Start of SOURCE DATA
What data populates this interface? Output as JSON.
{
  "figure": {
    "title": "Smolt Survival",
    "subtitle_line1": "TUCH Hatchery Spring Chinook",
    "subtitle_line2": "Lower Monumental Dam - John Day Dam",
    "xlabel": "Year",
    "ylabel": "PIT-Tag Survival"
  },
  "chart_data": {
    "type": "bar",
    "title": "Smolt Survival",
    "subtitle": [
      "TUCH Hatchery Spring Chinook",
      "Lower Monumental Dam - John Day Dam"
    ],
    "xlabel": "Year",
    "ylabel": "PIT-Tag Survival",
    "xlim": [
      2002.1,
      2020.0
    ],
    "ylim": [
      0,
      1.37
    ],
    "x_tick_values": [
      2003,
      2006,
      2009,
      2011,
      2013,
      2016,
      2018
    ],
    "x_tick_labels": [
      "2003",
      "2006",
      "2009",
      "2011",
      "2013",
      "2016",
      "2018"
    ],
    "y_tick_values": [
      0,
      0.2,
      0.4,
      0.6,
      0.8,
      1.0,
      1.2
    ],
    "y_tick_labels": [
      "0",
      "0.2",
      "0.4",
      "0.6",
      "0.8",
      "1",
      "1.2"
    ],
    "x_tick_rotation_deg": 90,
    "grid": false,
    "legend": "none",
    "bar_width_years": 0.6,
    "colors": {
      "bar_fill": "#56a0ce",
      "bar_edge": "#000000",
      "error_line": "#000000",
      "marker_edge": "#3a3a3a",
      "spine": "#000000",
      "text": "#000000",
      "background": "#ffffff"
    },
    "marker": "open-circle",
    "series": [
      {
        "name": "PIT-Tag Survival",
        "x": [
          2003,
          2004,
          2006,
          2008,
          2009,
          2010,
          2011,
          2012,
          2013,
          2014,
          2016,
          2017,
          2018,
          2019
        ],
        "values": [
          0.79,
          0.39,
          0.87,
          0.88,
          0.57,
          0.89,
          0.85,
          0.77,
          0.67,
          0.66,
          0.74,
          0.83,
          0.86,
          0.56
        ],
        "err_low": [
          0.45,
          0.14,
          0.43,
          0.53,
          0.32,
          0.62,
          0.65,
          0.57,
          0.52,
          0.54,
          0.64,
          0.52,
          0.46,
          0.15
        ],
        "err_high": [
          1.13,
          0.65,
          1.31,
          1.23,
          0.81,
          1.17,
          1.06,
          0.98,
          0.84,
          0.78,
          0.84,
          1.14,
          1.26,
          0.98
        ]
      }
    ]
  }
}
End of SOURCE DATA
INSTRUCTION
Scan the listing above and copy all lines containing the word "Monumental".

COMPLETED EXERCISE
    "subtitle_line2": "Lower Monumental Dam - John Day Dam",
      "Lower Monumental Dam - John Day Dam"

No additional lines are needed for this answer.